■ EXERCISE MATERIAL ■
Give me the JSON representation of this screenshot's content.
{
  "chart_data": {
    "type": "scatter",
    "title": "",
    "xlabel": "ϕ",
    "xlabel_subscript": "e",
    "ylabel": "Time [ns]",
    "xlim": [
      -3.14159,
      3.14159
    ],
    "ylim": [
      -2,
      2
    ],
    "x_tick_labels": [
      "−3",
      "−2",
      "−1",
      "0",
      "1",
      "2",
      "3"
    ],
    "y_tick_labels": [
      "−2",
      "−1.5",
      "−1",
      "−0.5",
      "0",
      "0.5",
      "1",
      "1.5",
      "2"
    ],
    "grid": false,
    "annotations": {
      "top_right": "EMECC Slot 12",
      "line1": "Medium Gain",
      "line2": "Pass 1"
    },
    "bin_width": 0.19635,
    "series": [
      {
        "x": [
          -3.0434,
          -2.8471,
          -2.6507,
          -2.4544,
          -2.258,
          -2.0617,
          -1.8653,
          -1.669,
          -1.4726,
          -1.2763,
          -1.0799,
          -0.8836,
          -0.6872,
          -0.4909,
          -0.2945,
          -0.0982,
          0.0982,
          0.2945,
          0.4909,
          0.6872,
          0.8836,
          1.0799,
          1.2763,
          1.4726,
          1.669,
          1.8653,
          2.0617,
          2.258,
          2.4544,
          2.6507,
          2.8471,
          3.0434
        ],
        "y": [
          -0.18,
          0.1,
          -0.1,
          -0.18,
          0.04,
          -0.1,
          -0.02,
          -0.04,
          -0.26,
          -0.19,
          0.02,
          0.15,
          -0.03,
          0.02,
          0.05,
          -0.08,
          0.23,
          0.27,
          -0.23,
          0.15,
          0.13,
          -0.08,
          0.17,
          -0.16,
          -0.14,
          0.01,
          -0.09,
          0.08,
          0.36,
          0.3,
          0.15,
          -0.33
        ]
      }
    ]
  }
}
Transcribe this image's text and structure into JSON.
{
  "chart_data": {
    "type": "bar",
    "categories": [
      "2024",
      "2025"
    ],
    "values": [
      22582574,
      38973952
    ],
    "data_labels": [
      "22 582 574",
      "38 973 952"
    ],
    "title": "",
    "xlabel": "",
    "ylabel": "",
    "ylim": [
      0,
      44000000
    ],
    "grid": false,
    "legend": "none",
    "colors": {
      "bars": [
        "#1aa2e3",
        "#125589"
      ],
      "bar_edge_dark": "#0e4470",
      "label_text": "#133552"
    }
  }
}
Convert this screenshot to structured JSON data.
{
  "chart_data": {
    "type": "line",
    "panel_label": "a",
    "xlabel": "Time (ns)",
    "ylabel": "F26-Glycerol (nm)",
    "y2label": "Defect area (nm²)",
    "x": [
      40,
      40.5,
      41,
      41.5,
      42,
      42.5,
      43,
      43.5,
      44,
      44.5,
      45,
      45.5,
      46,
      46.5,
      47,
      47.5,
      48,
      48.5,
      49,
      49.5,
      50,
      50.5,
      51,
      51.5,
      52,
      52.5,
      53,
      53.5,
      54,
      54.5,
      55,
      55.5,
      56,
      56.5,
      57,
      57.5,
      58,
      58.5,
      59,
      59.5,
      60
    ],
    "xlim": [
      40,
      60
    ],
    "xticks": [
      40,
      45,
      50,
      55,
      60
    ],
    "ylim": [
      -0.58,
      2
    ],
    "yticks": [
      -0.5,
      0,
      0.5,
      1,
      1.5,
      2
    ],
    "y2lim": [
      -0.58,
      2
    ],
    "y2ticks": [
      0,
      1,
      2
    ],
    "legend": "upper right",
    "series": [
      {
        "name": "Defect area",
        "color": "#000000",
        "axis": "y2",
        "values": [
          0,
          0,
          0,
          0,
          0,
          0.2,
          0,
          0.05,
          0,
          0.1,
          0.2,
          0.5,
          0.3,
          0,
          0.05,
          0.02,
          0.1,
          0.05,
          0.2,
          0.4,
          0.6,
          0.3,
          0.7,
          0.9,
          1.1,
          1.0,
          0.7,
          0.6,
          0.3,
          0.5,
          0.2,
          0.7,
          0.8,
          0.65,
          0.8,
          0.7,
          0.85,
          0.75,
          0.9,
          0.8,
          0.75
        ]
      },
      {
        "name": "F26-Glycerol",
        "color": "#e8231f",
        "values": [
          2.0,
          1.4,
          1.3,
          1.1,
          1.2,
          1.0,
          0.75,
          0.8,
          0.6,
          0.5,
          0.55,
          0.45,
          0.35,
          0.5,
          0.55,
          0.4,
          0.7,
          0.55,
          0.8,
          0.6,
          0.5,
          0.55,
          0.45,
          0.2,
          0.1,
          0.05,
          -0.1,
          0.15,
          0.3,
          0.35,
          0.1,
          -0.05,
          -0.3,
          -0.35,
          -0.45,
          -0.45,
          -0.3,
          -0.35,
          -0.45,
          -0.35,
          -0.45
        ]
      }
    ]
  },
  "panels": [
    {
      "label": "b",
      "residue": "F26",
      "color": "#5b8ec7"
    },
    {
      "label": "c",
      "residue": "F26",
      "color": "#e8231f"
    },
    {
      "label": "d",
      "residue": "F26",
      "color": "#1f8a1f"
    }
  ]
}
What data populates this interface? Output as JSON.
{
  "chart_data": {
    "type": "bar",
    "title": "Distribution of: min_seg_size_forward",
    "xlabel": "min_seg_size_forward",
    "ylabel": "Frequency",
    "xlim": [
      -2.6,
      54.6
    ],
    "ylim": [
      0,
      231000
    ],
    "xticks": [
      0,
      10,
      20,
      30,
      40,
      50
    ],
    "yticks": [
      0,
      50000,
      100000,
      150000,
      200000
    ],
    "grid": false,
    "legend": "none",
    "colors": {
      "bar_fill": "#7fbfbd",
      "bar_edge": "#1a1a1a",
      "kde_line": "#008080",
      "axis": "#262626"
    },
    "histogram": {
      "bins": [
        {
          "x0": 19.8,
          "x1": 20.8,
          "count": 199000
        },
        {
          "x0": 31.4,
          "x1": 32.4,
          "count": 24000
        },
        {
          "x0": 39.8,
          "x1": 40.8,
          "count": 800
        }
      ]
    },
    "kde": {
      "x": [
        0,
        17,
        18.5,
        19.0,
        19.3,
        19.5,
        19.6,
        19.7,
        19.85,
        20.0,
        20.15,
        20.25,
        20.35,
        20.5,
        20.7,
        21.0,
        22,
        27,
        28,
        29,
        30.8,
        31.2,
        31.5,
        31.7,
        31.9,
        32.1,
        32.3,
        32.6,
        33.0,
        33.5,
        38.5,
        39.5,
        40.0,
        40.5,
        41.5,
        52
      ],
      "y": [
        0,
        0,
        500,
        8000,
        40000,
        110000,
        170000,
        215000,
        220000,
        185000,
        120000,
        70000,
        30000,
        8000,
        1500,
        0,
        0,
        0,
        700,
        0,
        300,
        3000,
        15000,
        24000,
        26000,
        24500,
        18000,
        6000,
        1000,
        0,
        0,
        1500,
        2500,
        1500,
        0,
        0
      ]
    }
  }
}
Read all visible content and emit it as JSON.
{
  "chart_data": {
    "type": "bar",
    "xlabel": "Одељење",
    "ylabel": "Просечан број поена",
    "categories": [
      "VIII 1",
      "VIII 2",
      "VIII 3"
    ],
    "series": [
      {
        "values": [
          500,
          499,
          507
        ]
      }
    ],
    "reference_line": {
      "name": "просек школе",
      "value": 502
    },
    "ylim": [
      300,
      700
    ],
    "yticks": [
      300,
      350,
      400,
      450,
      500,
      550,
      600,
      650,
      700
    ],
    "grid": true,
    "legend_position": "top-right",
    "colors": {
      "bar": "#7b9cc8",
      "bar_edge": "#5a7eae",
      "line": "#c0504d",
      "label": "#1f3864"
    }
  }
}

■ GOAL OF THE EXERCISE ■
Please reproduce all of the entries exactly as they stand.

■ OUTPUT OF THE TASK ■
Give me the JSON representation of this screenshot's content.
{
  "chart_data": {
    "type": "scatter",
    "title": "",
    "xlabel": "ϕ",
    "xlabel_subscript": "e",
    "ylabel": "Time [ns]",
    "xlim": [
      -3.14159,
      3.14159
    ],
    "ylim": [
      -2,
      2
    ],
    "x_tick_labels": [
      "−3",
      "−2",
      "−1",
      "0",
      "1",
      "2",
      "3"
    ],
    "y_tick_labels": [
      "−2",
      "−1.5",
      "−1",
      "−0.5",
      "0",
      "0.5",
      "1",
      "1.5",
      "2"
    ],
    "grid": false,
    "annotations": {
      "top_right": "EMECC Slot 12",
      "line1": "Medium Gain",
      "line2": "Pass 1"
    },
    "bin_width": 0.19635,
    "series": [
      {
        "x": [
          -3.0434,
          -2.8471,
          -2.6507,
          -2.4544,
          -2.258,
          -2.0617,
          -1.8653,
          -1.669,
          -1.4726,
          -1.2763,
          -1.0799,
          -0.8836,
          -0.6872,
          -0.4909,
          -0.2945,
          -0.0982,
          0.0982,
          0.2945,
          0.4909,
          0.6872,
          0.8836,
          1.0799,
          1.2763,
          1.4726,
          1.669,
          1.8653,
          2.0617,
          2.258,
          2.4544,
          2.6507,
          2.8471,
          3.0434
        ],
        "y": [
          -0.18,
          0.1,
          -0.1,
          -0.18,
          0.04,
          -0.1,
          -0.02,
          -0.04,
          -0.26,
          -0.19,
          0.02,
          0.15,
          -0.03,
          0.02,
          0.05,
          -0.08,
          0.23,
          0.27,
          -0.23,
          0.15,
          0.13,
          -0.08,
          0.17,
          -0.16,
          -0.14,
          0.01,
          -0.09,
          0.08,
          0.36,
          0.3,
          0.15,
          -0.33
        ]
      }
    ]
  }
}
Transcribe this image's text and structure into JSON.
{
  "chart_data": {
    "type": "bar",
    "categories": [
      "2024",
      "2025"
    ],
    "values": [
      22582574,
      38973952
    ],
    "data_labels": [
      "22 582 574",
      "38 973 952"
    ],
    "title": "",
    "xlabel": "",
    "ylabel": "",
    "ylim": [
      0,
      44000000
    ],
    "grid": false,
    "legend": "none",
    "colors": {
      "bars": [
        "#1aa2e3",
        "#125589"
      ],
      "bar_edge_dark": "#0e4470",
      "label_text": "#133552"
    }
  }
}
Convert this screenshot to structured JSON data.
{
  "chart_data": {
    "type": "line",
    "panel_label": "a",
    "xlabel": "Time (ns)",
    "ylabel": "F26-Glycerol (nm)",
    "y2label": "Defect area (nm²)",
    "x": [
      40,
      40.5,
      41,
      41.5,
      42,
      42.5,
      43,
      43.5,
      44,
      44.5,
      45,
      45.5,
      46,
      46.5,
      47,
      47.5,
      48,
      48.5,
      49,
      49.5,
      50,
      50.5,
      51,
      51.5,
      52,
      52.5,
      53,
      53.5,
      54,
      54.5,
      55,
      55.5,
      56,
      56.5,
      57,
      57.5,
      58,
      58.5,
      59,
      59.5,
      60
    ],
    "xlim": [
      40,
      60
    ],
    "xticks": [
      40,
      45,
      50,
      55,
      60
    ],
    "ylim": [
      -0.58,
      2
    ],
    "yticks": [
      -0.5,
      0,
      0.5,
      1,
      1.5,
      2
    ],
    "y2lim": [
      -0.58,
      2
    ],
    "y2ticks": [
      0,
      1,
      2
    ],
    "legend": "upper right",
    "series": [
      {
        "name": "Defect area",
        "color": "#000000",
        "axis": "y2",
        "values": [
          0,
          0,
          0,
          0,
          0,
          0.2,
          0,
          0.05,
          0,
          0.1,
          0.2,
          0.5,
          0.3,
          0,
          0.05,
          0.02,
          0.1,
          0.05,
          0.2,
          0.4,
          0.6,
          0.3,
          0.7,
          0.9,
          1.1,
          1.0,
          0.7,
          0.6,
          0.3,
          0.5,
          0.2,
          0.7,
          0.8,
          0.65,
          0.8,
          0.7,
          0.85,
          0.75,
          0.9,
          0.8,
          0.75
        ]
      },
      {
        "name": "F26-Glycerol",
        "color": "#e8231f",
        "values": [
          2.0,
          1.4,
          1.3,
          1.1,
          1.2,
          1.0,
          0.75,
          0.8,
          0.6,
          0.5,
          0.55,
          0.45,
          0.35,
          0.5,
          0.55,
          0.4,
          0.7,
          0.55,
          0.8,
          0.6,
          0.5,
          0.55,
          0.45,
          0.2,
          0.1,
          0.05,
          -0.1,
          0.15,
          0.3,
          0.35,
          0.1,
          -0.05,
          -0.3,
          -0.35,
          -0.45,
          -0.45,
          -0.3,
          -0.35,
          -0.45,
          -0.35,
          -0.45
        ]
      }
    ]
  },
  "panels": [
    {
      "label": "b",
      "residue": "F26",
      "color": "#5b8ec7"
    },
    {
      "label": "c",
      "residue": "F26",
      "color": "#e8231f"
    },
    {
      "label": "d",
      "residue": "F26",
      "color": "#1f8a1f"
    }
  ]
}
What data populates this interface? Output as JSON.
{
  "chart_data": {
    "type": "bar",
    "title": "Distribution of: min_seg_size_forward",
    "xlabel": "min_seg_size_forward",
    "ylabel": "Frequency",
    "xlim": [
      -2.6,
      54.6
    ],
    "ylim": [
      0,
      231000
    ],
    "xticks": [
      0,
      10,
      20,
      30,
      40,
      50
    ],
    "yticks": [
      0,
      50000,
      100000,
      150000,
      200000
    ],
    "grid": false,
    "legend": "none",
    "colors": {
      "bar_fill": "#7fbfbd",
      "bar_edge": "#1a1a1a",
      "kde_line": "#008080",
      "axis": "#262626"
    },
    "histogram": {
      "bins": [
        {
          "x0": 19.8,
          "x1": 20.8,
          "count": 199000
        },
        {
          "x0": 31.4,
          "x1": 32.4,
          "count": 24000
        },
        {
          "x0": 39.8,
          "x1": 40.8,
          "count": 800
        }
      ]
    },
    "kde": {
      "x": [
        0,
        17,
        18.5,
        19.0,
        19.3,
        19.5,
        19.6,
        19.7,
        19.85,
        20.0,
        20.15,
        20.25,
        20.35,
        20.5,
        20.7,
        21.0,
        22,
        27,
        28,
        29,
        30.8,
        31.2,
        31.5,
        31.7,
        31.9,
        32.1,
        32.3,
        32.6,
        33.0,
        33.5,
        38.5,
        39.5,
        40.0,
        40.5,
        41.5,
        52
      ],
      "y": [
        0,
        0,
        500,
        8000,
        40000,
        110000,
        170000,
        215000,
        220000,
        185000,
        120000,
        70000,
        30000,
        8000,
        1500,
        0,
        0,
        0,
        700,
        0,
        300,
        3000,
        15000,
        24000,
        26000,
        24500,
        18000,
        6000,
        1000,
        0,
        0,
        1500,
        2500,
        1500,
        0,
        0
      ]
    }
  }
}
Read all visible content and emit it as JSON.
{
  "chart_data": {
    "type": "bar",
    "xlabel": "Одељење",
    "ylabel": "Просечан број поена",
    "categories": [
      "VIII 1",
      "VIII 2",
      "VIII 3"
    ],
    "series": [
      {
        "values": [
          500,
          499,
          507
        ]
      }
    ],
    "reference_line": {
      "name": "просек школе",
      "value": 502
    },
    "ylim": [
      300,
      700
    ],
    "yticks": [
      300,
      350,
      400,
      450,
      500,
      550,
      600,
      650,
      700
    ],
    "grid": true,
    "legend_position": "top-right",
    "colors": {
      "bar": "#7b9cc8",
      "bar_edge": "#5a7eae",
      "line": "#c0504d",
      "label": "#1f3864"
    }
  }
}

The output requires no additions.